━━ VORGEGEBENER TEXT

Michael Koller (FWG), übrigens von Beruf Lehrer in Freilassing, brachte seine Freude darüber zum Ausdruck, dass der Bildungsstandort der Grenzstadt weiter gestärkt wird. Auch er sprach von einem »Meilenstein«. Er erwähnte auch die Unterstützung des Freistaates. »Oft schimpfen wir ja, dass wir zu wenig unterstützt werden, aber da bekommen wir viel«, sagte er im Hinblick auf den Vorschlag des Kultusministeriums zur Errichtung einer staatlichen Einrichtung.

Der Rekrutierung von Personal für die Fachakademie und für die Kindertagesstätten im Landkreis blickt er mit Sorgen entgegen. Auch den Platzbedarf sieht der Lehrer an der Realschule im Rupertiwinkel als Problem an. Er glaube, der Landkreis tue gut daran, zunächst mit nur 16 Schüler zu starten. »Besser Qualität als Quantität«, sagte er.

Georg Wetzelsperger (CSU) sprach von einer »super Sache«. Wie seine Vorredner bereitet ihm der Fachkräftemangel im Erziehungsbereich Sorgen. »Die Schule im Landkreis ist ein Baustein, um dem entgegenzuwirken«, sagte er. Freilich aber werde die Schule alleine den Bedarf nicht decken.

Thomas Weber (CSU) fragte: »Der Kinderpfleger wird dann in Freilassing nicht ausgebildet, oder?« Der Bürgermeister aus Bischofswiesen, wo die Berufsfachschule für Kinderpflege angesiedelt ist, wollte das wissen, weil die Ausbildung zum Staatlichen Kinderpfleger an der CJD-Schule »hervorragend läuft« und womöglich an Konkurrenz aus Freilassing dachte. Dr. Martin Brunnhuber erklärte, dass die Fachakademie in Freilassing nur Erzieher ausbilden wird. Auch Thomas Weber sprach den Fachkräftemangel im Erziehungsbereich an und ging auf den Beitrag von Elisabeth Hagenauer ein: Auch er wünscht sich mehr Männer in der Ausbildung und will alle Möglichkeiten ausschöpfen, mehr Personal auszubilden. »Stellt euch vor, wir hätten die Kinderbetreuungsplätze, können die aber nicht belegen, weil uns die Fachkräfte fehlen.« Deswegen sollte man laut Dr. Florian Brunnhuber die Zulassungsvoraussetzungen attraktiv gestalten und womöglich Ausbildungen in Teilzeit anbieten. »Die Mischung macht's«, sagte er. »Und die Bezahlung der Erzieher muss besser werden«, brachte sich Agnes Thanbichler (ÖDP) ein. Dann würden vielleicht auch mehr Männer Erzieher werden, wenn sie vom Gehalt eine Familie ernähren könnten.

━━━━

* AUFGABE A
Bearbeite in den Einträgen alles von der Zeile mit „x-tick-label: 2.80 <box>518 267 538 278</box>“ bis hinunter zur Zeile mit „data-point <box>67 152 73 158</box>“ und gib diese Zeilen erneut aus, wobei „data-point“ durch „marker“ ersetzt wird und alles Übrige unverändert bleibt.

━━ ZU BEARBEITENDE DATEN

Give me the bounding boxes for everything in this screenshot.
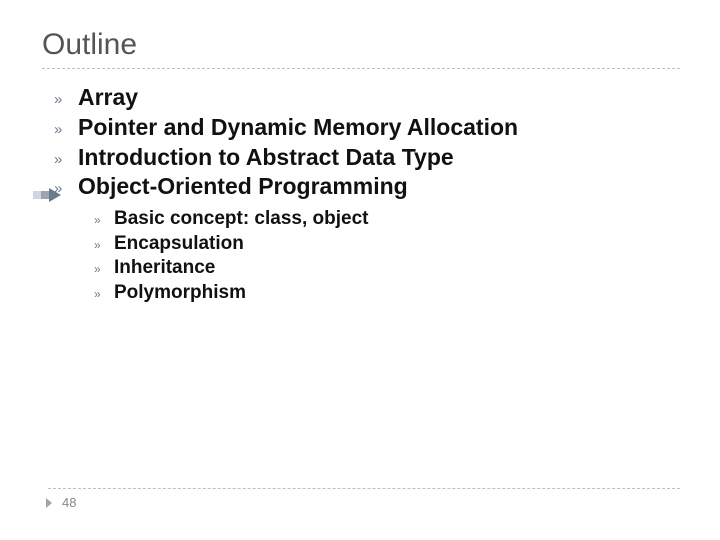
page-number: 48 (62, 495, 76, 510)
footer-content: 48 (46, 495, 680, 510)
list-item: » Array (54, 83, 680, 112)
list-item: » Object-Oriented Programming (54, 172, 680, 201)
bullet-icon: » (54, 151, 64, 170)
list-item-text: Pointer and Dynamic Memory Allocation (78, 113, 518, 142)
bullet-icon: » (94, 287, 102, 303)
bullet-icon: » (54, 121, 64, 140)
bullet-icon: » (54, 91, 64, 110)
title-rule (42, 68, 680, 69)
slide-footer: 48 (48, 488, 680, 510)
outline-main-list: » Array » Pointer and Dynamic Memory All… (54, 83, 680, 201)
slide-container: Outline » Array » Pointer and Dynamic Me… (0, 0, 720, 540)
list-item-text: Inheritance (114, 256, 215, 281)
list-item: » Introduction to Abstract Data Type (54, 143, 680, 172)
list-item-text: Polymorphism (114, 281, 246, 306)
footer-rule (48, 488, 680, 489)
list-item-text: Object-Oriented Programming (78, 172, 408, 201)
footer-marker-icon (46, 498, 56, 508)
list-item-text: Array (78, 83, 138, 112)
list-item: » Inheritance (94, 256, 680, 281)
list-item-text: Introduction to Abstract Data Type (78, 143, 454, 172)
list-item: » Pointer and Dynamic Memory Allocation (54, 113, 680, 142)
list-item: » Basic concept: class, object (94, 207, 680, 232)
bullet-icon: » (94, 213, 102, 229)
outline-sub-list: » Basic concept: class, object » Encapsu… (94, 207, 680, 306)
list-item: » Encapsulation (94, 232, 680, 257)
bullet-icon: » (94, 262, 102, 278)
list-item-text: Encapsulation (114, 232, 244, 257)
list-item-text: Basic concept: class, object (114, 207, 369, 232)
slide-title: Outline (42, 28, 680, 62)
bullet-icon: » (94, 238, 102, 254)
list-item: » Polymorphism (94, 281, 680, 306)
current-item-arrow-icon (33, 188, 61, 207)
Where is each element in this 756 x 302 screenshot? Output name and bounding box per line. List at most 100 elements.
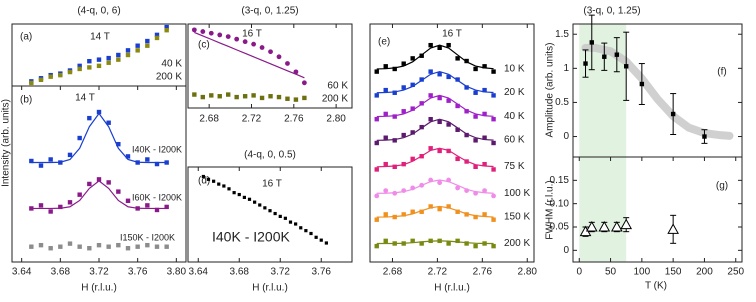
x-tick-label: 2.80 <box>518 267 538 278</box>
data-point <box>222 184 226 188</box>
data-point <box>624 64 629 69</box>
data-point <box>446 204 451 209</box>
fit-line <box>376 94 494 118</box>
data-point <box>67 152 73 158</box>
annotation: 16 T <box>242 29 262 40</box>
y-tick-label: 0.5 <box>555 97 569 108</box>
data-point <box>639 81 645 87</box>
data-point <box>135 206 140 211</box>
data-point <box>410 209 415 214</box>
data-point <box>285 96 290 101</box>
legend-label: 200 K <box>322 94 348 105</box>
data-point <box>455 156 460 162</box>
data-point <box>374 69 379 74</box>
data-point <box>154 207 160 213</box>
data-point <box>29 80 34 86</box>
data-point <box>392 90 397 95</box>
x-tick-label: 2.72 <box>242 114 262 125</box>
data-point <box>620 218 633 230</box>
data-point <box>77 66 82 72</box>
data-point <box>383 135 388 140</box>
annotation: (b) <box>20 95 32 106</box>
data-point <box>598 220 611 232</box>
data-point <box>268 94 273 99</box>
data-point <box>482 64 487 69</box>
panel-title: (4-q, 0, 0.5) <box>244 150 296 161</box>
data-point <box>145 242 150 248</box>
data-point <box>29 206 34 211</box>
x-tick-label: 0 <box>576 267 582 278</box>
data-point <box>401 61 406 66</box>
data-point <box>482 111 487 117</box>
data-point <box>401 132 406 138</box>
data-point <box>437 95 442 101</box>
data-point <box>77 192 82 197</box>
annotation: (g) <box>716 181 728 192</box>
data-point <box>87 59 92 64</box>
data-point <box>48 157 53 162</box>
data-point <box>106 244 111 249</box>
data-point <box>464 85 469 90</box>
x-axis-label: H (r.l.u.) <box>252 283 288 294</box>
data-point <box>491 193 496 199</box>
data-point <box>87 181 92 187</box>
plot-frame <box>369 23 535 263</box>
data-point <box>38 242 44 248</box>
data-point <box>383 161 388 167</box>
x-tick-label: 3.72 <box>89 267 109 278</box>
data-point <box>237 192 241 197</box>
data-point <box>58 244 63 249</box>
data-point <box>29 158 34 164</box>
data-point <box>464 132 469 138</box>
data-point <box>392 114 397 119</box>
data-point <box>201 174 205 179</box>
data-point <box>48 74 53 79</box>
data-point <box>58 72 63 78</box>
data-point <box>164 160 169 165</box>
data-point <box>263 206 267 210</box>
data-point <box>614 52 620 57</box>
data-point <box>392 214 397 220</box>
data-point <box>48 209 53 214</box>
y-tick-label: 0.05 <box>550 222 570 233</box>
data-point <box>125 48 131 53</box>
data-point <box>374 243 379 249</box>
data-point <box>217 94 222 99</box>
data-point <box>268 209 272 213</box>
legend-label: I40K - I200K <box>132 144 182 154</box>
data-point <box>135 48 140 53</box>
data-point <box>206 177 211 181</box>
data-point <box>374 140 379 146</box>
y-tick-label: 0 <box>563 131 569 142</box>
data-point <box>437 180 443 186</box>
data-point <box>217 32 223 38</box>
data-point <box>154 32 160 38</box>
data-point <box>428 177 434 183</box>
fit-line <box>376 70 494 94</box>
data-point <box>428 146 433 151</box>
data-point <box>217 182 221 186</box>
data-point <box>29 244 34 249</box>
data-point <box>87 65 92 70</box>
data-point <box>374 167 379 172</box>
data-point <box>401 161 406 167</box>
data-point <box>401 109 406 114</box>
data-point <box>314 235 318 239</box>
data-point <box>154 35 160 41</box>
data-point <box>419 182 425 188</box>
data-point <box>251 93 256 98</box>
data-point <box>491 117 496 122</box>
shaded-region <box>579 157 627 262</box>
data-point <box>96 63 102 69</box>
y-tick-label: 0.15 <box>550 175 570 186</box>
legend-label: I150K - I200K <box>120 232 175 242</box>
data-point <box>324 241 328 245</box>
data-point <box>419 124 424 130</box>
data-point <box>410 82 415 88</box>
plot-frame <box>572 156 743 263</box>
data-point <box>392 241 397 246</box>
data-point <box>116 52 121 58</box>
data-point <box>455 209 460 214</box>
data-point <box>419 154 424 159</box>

━━━━
━━ ZU BEARBEITENDE DATEN

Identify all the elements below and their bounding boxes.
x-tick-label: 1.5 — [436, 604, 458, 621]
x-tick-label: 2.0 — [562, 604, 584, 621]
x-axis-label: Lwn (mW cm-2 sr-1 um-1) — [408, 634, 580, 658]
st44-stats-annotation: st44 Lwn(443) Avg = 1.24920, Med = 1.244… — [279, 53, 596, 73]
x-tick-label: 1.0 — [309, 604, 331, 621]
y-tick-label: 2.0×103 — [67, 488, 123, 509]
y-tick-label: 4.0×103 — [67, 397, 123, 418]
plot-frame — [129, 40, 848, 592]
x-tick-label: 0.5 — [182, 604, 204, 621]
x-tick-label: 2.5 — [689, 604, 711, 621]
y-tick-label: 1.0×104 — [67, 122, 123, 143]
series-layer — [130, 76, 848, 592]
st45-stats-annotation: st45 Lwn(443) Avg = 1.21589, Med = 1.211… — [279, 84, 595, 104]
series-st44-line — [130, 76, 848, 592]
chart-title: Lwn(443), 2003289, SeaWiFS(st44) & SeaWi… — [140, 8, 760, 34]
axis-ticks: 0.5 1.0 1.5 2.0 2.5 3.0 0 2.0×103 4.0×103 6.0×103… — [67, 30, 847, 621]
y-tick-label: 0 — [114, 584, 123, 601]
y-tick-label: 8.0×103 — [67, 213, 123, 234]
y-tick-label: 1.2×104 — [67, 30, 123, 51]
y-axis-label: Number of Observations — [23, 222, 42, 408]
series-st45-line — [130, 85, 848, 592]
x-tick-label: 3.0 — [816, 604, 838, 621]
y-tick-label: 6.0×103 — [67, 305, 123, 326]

━━━━

* AUFGABE B
Nenne alle Personen, deren Partei im Text über die Fachakademie in Freilassing in Klammern angegeben ist, jeweils zusammen mit dieser Partei.

* RICHTIGE LÖSUNG A
x-tick-label: 2.80 <box>518 267 538 278</box>
marker <box>222 184 226 188</box>
marker <box>624 64 629 69</box>
marker <box>446 204 451 209</box>
fit-line <box>376 94 494 118</box>
marker <box>67 152 73 158</box>

* RICHTIGE LÖSUNG B
Michael Koller (FWG)
Georg Wetzelsperger (CSU)
Thomas Weber (CSU)
Agnes Thanbichler (ÖDP)